> _Problem statement_
Go through the listing below and list every line with "JSON".

> _Data records_
— Begin —

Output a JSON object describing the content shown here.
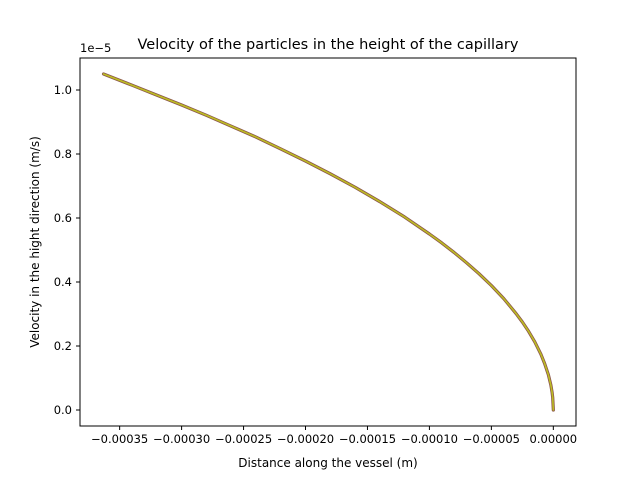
{
  "chart_data": {
    "type": "line",
    "title": "Velocity of the particles in the height of the capillary",
    "xlabel": "Distance along the vessel (m)",
    "ylabel": "Velocity in the hight direction (m/s)",
    "y_offset_label": "1e−5",
    "xlim": [
      -0.000382,
      1.83e-05
    ],
    "ylim": [
      -5e-07,
      1.1e-05
    ],
    "x_ticks": [
      -0.00035,
      -0.0003,
      -0.00025,
      -0.0002,
      -0.00015,
      -0.0001,
      -5e-05,
      0.0
    ],
    "x_tick_labels": [
      "−0.00035",
      "−0.00030",
      "−0.00025",
      "−0.00020",
      "−0.00015",
      "−0.00010",
      "−0.00005",
      "0.00000"
    ],
    "y_ticks": [
      0.0,
      2e-06,
      4e-06,
      6e-06,
      8e-06,
      1e-05
    ],
    "y_tick_labels": [
      "0.0",
      "0.2",
      "0.4",
      "0.6",
      "0.8",
      "1.0"
    ],
    "grid": false,
    "series": [
      {
        "color": "#bcbd22",
        "edge_color": "#8c564b",
        "x": [
          0.0,
          -5e-07,
          -1e-06,
          -2e-06,
          -4e-06,
          -7e-06,
          -1e-05,
          -1.5e-05,
          -2e-05,
          -2.5e-05,
          -3e-05,
          -4e-05,
          -5e-05,
          -6e-05,
          -7e-05,
          -8e-05,
          -9e-05,
          -0.0001,
          -0.00012,
          -0.00014,
          -0.00016,
          -0.00018,
          -0.0002,
          -0.00022,
          -0.00024,
          -0.00026,
          -0.00028,
          -0.0003,
          -0.00032,
          -0.00034,
          -0.000363
        ],
        "y": [
          0.0,
          3.9e-07,
          5.5e-07,
          7.8e-07,
          1.1e-06,
          1.45e-06,
          1.74e-06,
          2.13e-06,
          2.46e-06,
          2.75e-06,
          3.01e-06,
          3.48e-06,
          3.89e-06,
          4.26e-06,
          4.6e-06,
          4.92e-06,
          5.22e-06,
          5.5e-06,
          6.03e-06,
          6.51e-06,
          6.96e-06,
          7.38e-06,
          7.78e-06,
          8.16e-06,
          8.53e-06,
          8.87e-06,
          9.21e-06,
          9.53e-06,
          9.84e-06,
          1.015e-05,
          1.05e-05
        ]
      }
    ]
  }
}
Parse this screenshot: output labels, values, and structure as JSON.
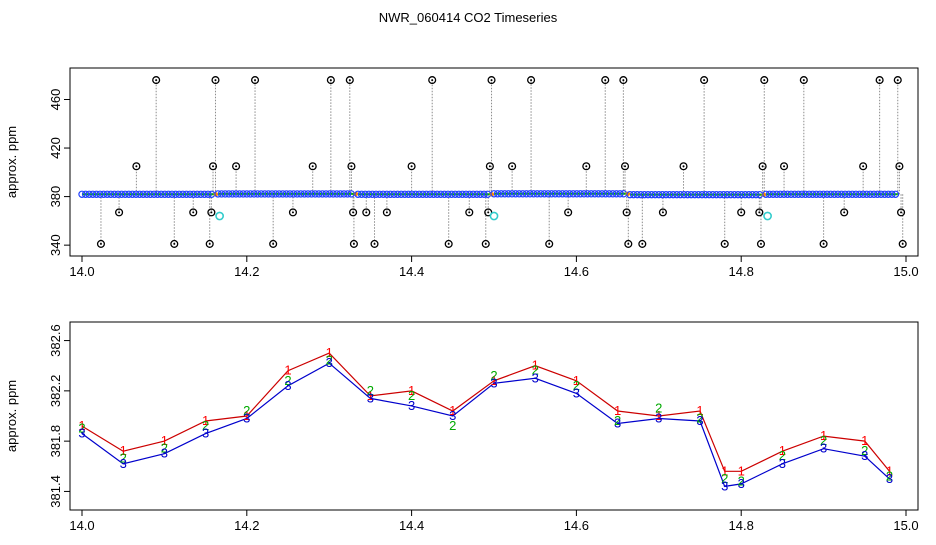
{
  "page": {
    "title": "NWR_060414  CO2 Timeseries"
  },
  "colors": {
    "axis": "#000000",
    "trace": "#8c8c8c",
    "flag_outlier": "#000000",
    "marker_main": "#1f3fff",
    "marker_green": "#00b300",
    "marker_cyan": "#33cccc",
    "series_1": "#ff0000",
    "series_2": "#00aa00",
    "series_3": "#0000cc",
    "line_red": "#cc0000",
    "line_blue": "#0000cc"
  },
  "chart_data": [
    {
      "type": "scatter",
      "title": "NWR_060414  CO2 Timeseries",
      "xlabel": "",
      "ylabel": "approx. ppm",
      "xlim": [
        14.0,
        15.0
      ],
      "ylim": [
        336,
        481
      ],
      "x_ticks": [
        14.0,
        14.2,
        14.4,
        14.6,
        14.8,
        15.0
      ],
      "x_tick_labels": [
        "14.0",
        "14.2",
        "14.4",
        "14.6",
        "14.8",
        "15.0"
      ],
      "y_ticks": [
        340,
        380,
        420,
        460
      ],
      "y_tick_labels": [
        "340",
        "380",
        "420",
        "460"
      ],
      "grid": false,
      "baseline_segments": [
        {
          "x": [
            14.0,
            14.16
          ],
          "y": 381.9
        },
        {
          "x": [
            14.165,
            14.33
          ],
          "y": 382.2
        },
        {
          "x": [
            14.335,
            14.495
          ],
          "y": 381.9
        },
        {
          "x": [
            14.5,
            14.66
          ],
          "y": 382.3
        },
        {
          "x": [
            14.665,
            14.825
          ],
          "y": 381.6
        },
        {
          "x": [
            14.83,
            14.99
          ],
          "y": 381.9
        }
      ],
      "outliers": [
        {
          "x": 14.023,
          "y": 341
        },
        {
          "x": 14.045,
          "y": 367
        },
        {
          "x": 14.066,
          "y": 405
        },
        {
          "x": 14.09,
          "y": 476
        },
        {
          "x": 14.112,
          "y": 341
        },
        {
          "x": 14.135,
          "y": 367
        },
        {
          "x": 14.155,
          "y": 341
        },
        {
          "x": 14.157,
          "y": 367
        },
        {
          "x": 14.159,
          "y": 405
        },
        {
          "x": 14.162,
          "y": 476
        },
        {
          "x": 14.187,
          "y": 405
        },
        {
          "x": 14.21,
          "y": 476
        },
        {
          "x": 14.232,
          "y": 341
        },
        {
          "x": 14.256,
          "y": 367
        },
        {
          "x": 14.28,
          "y": 405
        },
        {
          "x": 14.302,
          "y": 476
        },
        {
          "x": 14.325,
          "y": 476
        },
        {
          "x": 14.327,
          "y": 405
        },
        {
          "x": 14.329,
          "y": 367
        },
        {
          "x": 14.33,
          "y": 341
        },
        {
          "x": 14.345,
          "y": 367
        },
        {
          "x": 14.355,
          "y": 341
        },
        {
          "x": 14.37,
          "y": 367
        },
        {
          "x": 14.4,
          "y": 405
        },
        {
          "x": 14.425,
          "y": 476
        },
        {
          "x": 14.445,
          "y": 341
        },
        {
          "x": 14.47,
          "y": 367
        },
        {
          "x": 14.49,
          "y": 341
        },
        {
          "x": 14.493,
          "y": 367
        },
        {
          "x": 14.495,
          "y": 405
        },
        {
          "x": 14.497,
          "y": 476
        },
        {
          "x": 14.522,
          "y": 405
        },
        {
          "x": 14.545,
          "y": 476
        },
        {
          "x": 14.567,
          "y": 341
        },
        {
          "x": 14.59,
          "y": 367
        },
        {
          "x": 14.612,
          "y": 405
        },
        {
          "x": 14.635,
          "y": 476
        },
        {
          "x": 14.657,
          "y": 476
        },
        {
          "x": 14.659,
          "y": 405
        },
        {
          "x": 14.661,
          "y": 367
        },
        {
          "x": 14.663,
          "y": 341
        },
        {
          "x": 14.68,
          "y": 341
        },
        {
          "x": 14.705,
          "y": 367
        },
        {
          "x": 14.73,
          "y": 405
        },
        {
          "x": 14.755,
          "y": 476
        },
        {
          "x": 14.78,
          "y": 341
        },
        {
          "x": 14.8,
          "y": 367
        },
        {
          "x": 14.822,
          "y": 367
        },
        {
          "x": 14.824,
          "y": 341
        },
        {
          "x": 14.826,
          "y": 405
        },
        {
          "x": 14.828,
          "y": 476
        },
        {
          "x": 14.852,
          "y": 405
        },
        {
          "x": 14.876,
          "y": 476
        },
        {
          "x": 14.9,
          "y": 341
        },
        {
          "x": 14.925,
          "y": 367
        },
        {
          "x": 14.948,
          "y": 405
        },
        {
          "x": 14.968,
          "y": 476
        },
        {
          "x": 14.99,
          "y": 476
        },
        {
          "x": 14.992,
          "y": 405
        },
        {
          "x": 14.994,
          "y": 367
        },
        {
          "x": 14.996,
          "y": 341
        }
      ],
      "cyan_points": [
        {
          "x": 14.167,
          "y": 364
        },
        {
          "x": 14.5,
          "y": 364
        },
        {
          "x": 14.832,
          "y": 364
        }
      ]
    },
    {
      "type": "line",
      "xlabel": "",
      "ylabel": "approx. ppm",
      "xlim": [
        14.0,
        15.0
      ],
      "ylim": [
        381.3,
        382.7
      ],
      "x_ticks": [
        14.0,
        14.2,
        14.4,
        14.6,
        14.8,
        15.0
      ],
      "x_tick_labels": [
        "14.0",
        "14.2",
        "14.4",
        "14.6",
        "14.8",
        "15.0"
      ],
      "y_ticks": [
        381.4,
        381.8,
        382.2,
        382.6
      ],
      "y_tick_labels": [
        "381.4",
        "381.8",
        "382.2",
        "382.6"
      ],
      "grid": false,
      "series": [
        {
          "name": "1",
          "color_key": "series_1",
          "x": [
            14.0,
            14.05,
            14.1,
            14.15,
            14.2,
            14.25,
            14.3,
            14.35,
            14.4,
            14.45,
            14.5,
            14.55,
            14.6,
            14.65,
            14.7,
            14.75,
            14.78,
            14.8,
            14.85,
            14.9,
            14.95,
            14.98
          ],
          "y": [
            381.92,
            381.72,
            381.8,
            381.96,
            382.0,
            382.36,
            382.5,
            382.16,
            382.2,
            382.04,
            382.28,
            382.4,
            382.28,
            382.04,
            382.0,
            382.04,
            381.56,
            381.56,
            381.72,
            381.84,
            381.8,
            381.56
          ]
        },
        {
          "name": "2",
          "color_key": "series_2",
          "x": [
            14.0,
            14.05,
            14.1,
            14.15,
            14.2,
            14.25,
            14.3,
            14.35,
            14.4,
            14.45,
            14.5,
            14.55,
            14.6,
            14.65,
            14.7,
            14.75,
            14.78,
            14.8,
            14.85,
            14.9,
            14.95,
            14.98
          ],
          "y": [
            381.9,
            381.66,
            381.74,
            381.92,
            382.04,
            382.28,
            382.44,
            382.2,
            382.16,
            381.92,
            382.32,
            382.36,
            382.24,
            381.96,
            382.06,
            381.98,
            381.5,
            381.48,
            381.68,
            381.8,
            381.72,
            381.52
          ]
        },
        {
          "name": "3",
          "color_key": "series_3",
          "x": [
            14.0,
            14.05,
            14.1,
            14.15,
            14.2,
            14.25,
            14.3,
            14.35,
            14.4,
            14.45,
            14.5,
            14.55,
            14.6,
            14.65,
            14.7,
            14.75,
            14.78,
            14.8,
            14.85,
            14.9,
            14.95,
            14.98
          ],
          "y": [
            381.86,
            381.62,
            381.7,
            381.86,
            381.98,
            382.24,
            382.42,
            382.14,
            382.08,
            382.0,
            382.26,
            382.3,
            382.18,
            381.94,
            381.98,
            381.96,
            381.44,
            381.46,
            381.62,
            381.74,
            381.68,
            381.5
          ]
        }
      ]
    }
  ]
}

— End —

> _Written answer_
Output a JSON object describing the content shown here.
Parse this screenshot: output labels, values, and structure as JSON.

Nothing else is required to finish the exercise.